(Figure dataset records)
— Start —
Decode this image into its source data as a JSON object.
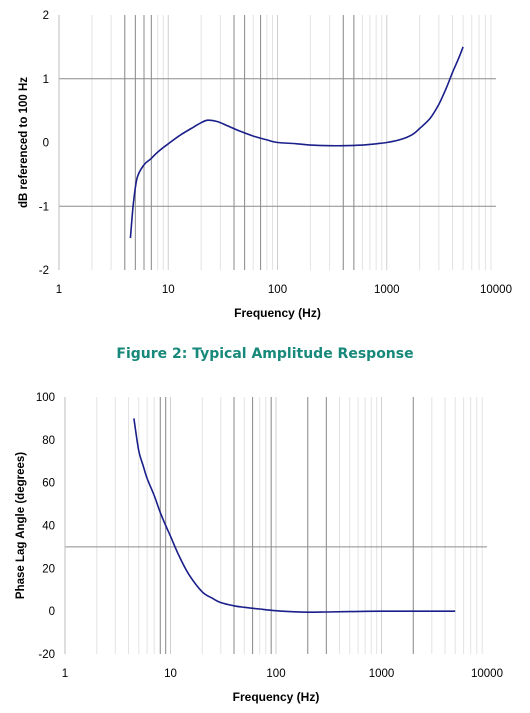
{
  "caption": "Figure 2:  Typical Amplitude Response",
  "colors": {
    "curve": "#1a1f8a",
    "minor_grid": "#e3e3e3",
    "major_grid": "#8c8c8c",
    "caption": "#16897a"
  },
  "chart_data": [
    {
      "type": "line",
      "title": "",
      "xlabel": "Frequency (Hz)",
      "ylabel": "dB referenced to 100 Hz",
      "xscale": "log",
      "xlim": [
        1,
        10000
      ],
      "ylim": [
        -2,
        2
      ],
      "xticks": [
        "1",
        "10",
        "100",
        "1000",
        "10000"
      ],
      "yticks": [
        "2",
        "1",
        "0",
        "-1",
        "-2"
      ],
      "y_tick_values": [
        2,
        1,
        0,
        -1,
        -2
      ],
      "h_gridlines": [
        1,
        -1
      ],
      "v_gridlines": [
        4,
        5,
        6,
        7,
        40,
        50,
        70,
        400,
        500
      ],
      "grid": true,
      "legend": "none",
      "series": [
        {
          "x": [
            4.5,
            4.8,
            5.2,
            6,
            7,
            8,
            10,
            13,
            17,
            20,
            23,
            28,
            35,
            45,
            60,
            80,
            100,
            150,
            200,
            300,
            400,
            600,
            800,
            1000,
            1300,
            1700,
            2000,
            2500,
            3000,
            3500,
            4000,
            4500,
            5000
          ],
          "y": [
            -1.5,
            -0.95,
            -0.55,
            -0.35,
            -0.25,
            -0.15,
            -0.02,
            0.12,
            0.24,
            0.31,
            0.35,
            0.33,
            0.26,
            0.18,
            0.1,
            0.04,
            0.0,
            -0.02,
            -0.04,
            -0.05,
            -0.05,
            -0.04,
            -0.02,
            0.0,
            0.04,
            0.12,
            0.22,
            0.38,
            0.6,
            0.85,
            1.1,
            1.3,
            1.5
          ]
        }
      ]
    },
    {
      "type": "line",
      "title": "",
      "xlabel": "Frequency (Hz)",
      "ylabel": "Phase Lag Angle (degrees)",
      "xscale": "log",
      "xlim": [
        1,
        10000
      ],
      "ylim": [
        -20,
        100
      ],
      "xticks": [
        "1",
        "10",
        "100",
        "1000",
        "10000"
      ],
      "yticks": [
        "100",
        "80",
        "60",
        "40",
        "20",
        "0",
        "-20"
      ],
      "y_tick_values": [
        100,
        80,
        60,
        40,
        20,
        0,
        -20
      ],
      "h_gridlines": [
        30
      ],
      "v_gridlines": [
        8,
        9,
        40,
        60,
        90,
        200,
        300,
        2000
      ],
      "grid": true,
      "legend": "none",
      "series": [
        {
          "x": [
            4.5,
            5,
            5.5,
            6,
            7,
            8,
            9,
            10,
            12,
            15,
            20,
            25,
            30,
            40,
            50,
            70,
            100,
            150,
            200,
            300,
            500,
            1000,
            2000,
            5000
          ],
          "y": [
            90,
            75,
            68,
            62,
            54,
            46,
            40,
            35,
            26,
            17,
            9,
            6,
            4,
            2.5,
            1.8,
            1.0,
            0.2,
            -0.3,
            -0.5,
            -0.4,
            -0.2,
            0,
            0,
            0
          ]
        }
      ]
    }
  ]
}
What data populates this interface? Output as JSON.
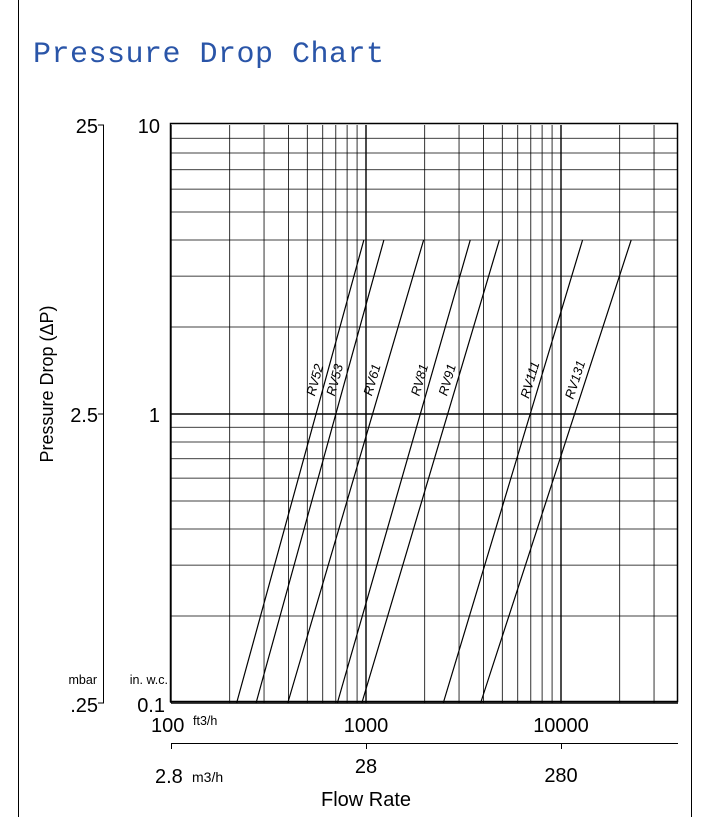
— End —
Task objective:
Leave the pictures out and print the records above exactly as they stand.

Expected answer:
Decode this image into its source data as a JSON object.
{
  "caption": "Figure 2:  Typical Amplitude Response",
  "colors": {
    "curve": "#1a1f8a",
    "minor_grid": "#e3e3e3",
    "major_grid": "#8c8c8c",
    "caption": "#16897a"
  },
  "chart_data": [
    {
      "type": "line",
      "title": "",
      "xlabel": "Frequency (Hz)",
      "ylabel": "dB referenced to 100 Hz",
      "xscale": "log",
      "xlim": [
        1,
        10000
      ],
      "ylim": [
        -2,
        2
      ],
      "xticks": [
        "1",
        "10",
        "100",
        "1000",
        "10000"
      ],
      "yticks": [
        "2",
        "1",
        "0",
        "-1",
        "-2"
      ],
      "y_tick_values": [
        2,
        1,
        0,
        -1,
        -2
      ],
      "h_gridlines": [
        1,
        -1
      ],
      "v_gridlines": [
        4,
        5,
        6,
        7,
        40,
        50,
        70,
        400,
        500
      ],
      "grid": true,
      "legend": "none",
      "series": [
        {
          "x": [
            4.5,
            4.8,
            5.2,
            6,
            7,
            8,
            10,
            13,
            17,
            20,
            23,
            28,
            35,
            45,
            60,
            80,
            100,
            150,
            200,
            300,
            400,
            600,
            800,
            1000,
            1300,
            1700,
            2000,
            2500,
            3000,
            3500,
            4000,
            4500,
            5000
          ],
          "y": [
            -1.5,
            -0.95,
            -0.55,
            -0.35,
            -0.25,
            -0.15,
            -0.02,
            0.12,
            0.24,
            0.31,
            0.35,
            0.33,
            0.26,
            0.18,
            0.1,
            0.04,
            0.0,
            -0.02,
            -0.04,
            -0.05,
            -0.05,
            -0.04,
            -0.02,
            0.0,
            0.04,
            0.12,
            0.22,
            0.38,
            0.6,
            0.85,
            1.1,
            1.3,
            1.5
          ]
        }
      ]
    },
    {
      "type": "line",
      "title": "",
      "xlabel": "Frequency (Hz)",
      "ylabel": "Phase Lag Angle (degrees)",
      "xscale": "log",
      "xlim": [
        1,
        10000
      ],
      "ylim": [
        -20,
        100
      ],
      "xticks": [
        "1",
        "10",
        "100",
        "1000",
        "10000"
      ],
      "yticks": [
        "100",
        "80",
        "60",
        "40",
        "20",
        "0",
        "-20"
      ],
      "y_tick_values": [
        100,
        80,
        60,
        40,
        20,
        0,
        -20
      ],
      "h_gridlines": [
        30
      ],
      "v_gridlines": [
        8,
        9,
        40,
        60,
        90,
        200,
        300,
        2000
      ],
      "grid": true,
      "legend": "none",
      "series": [
        {
          "x": [
            4.5,
            5,
            5.5,
            6,
            7,
            8,
            9,
            10,
            12,
            15,
            20,
            25,
            30,
            40,
            50,
            70,
            100,
            150,
            200,
            300,
            500,
            1000,
            2000,
            5000
          ],
          "y": [
            90,
            75,
            68,
            62,
            54,
            46,
            40,
            35,
            26,
            17,
            9,
            6,
            4,
            2.5,
            1.8,
            1.0,
            0.2,
            -0.3,
            -0.5,
            -0.4,
            -0.2,
            0,
            0,
            0
          ]
        }
      ]
    }
  ]
}
What data populates this interface? Output as JSON.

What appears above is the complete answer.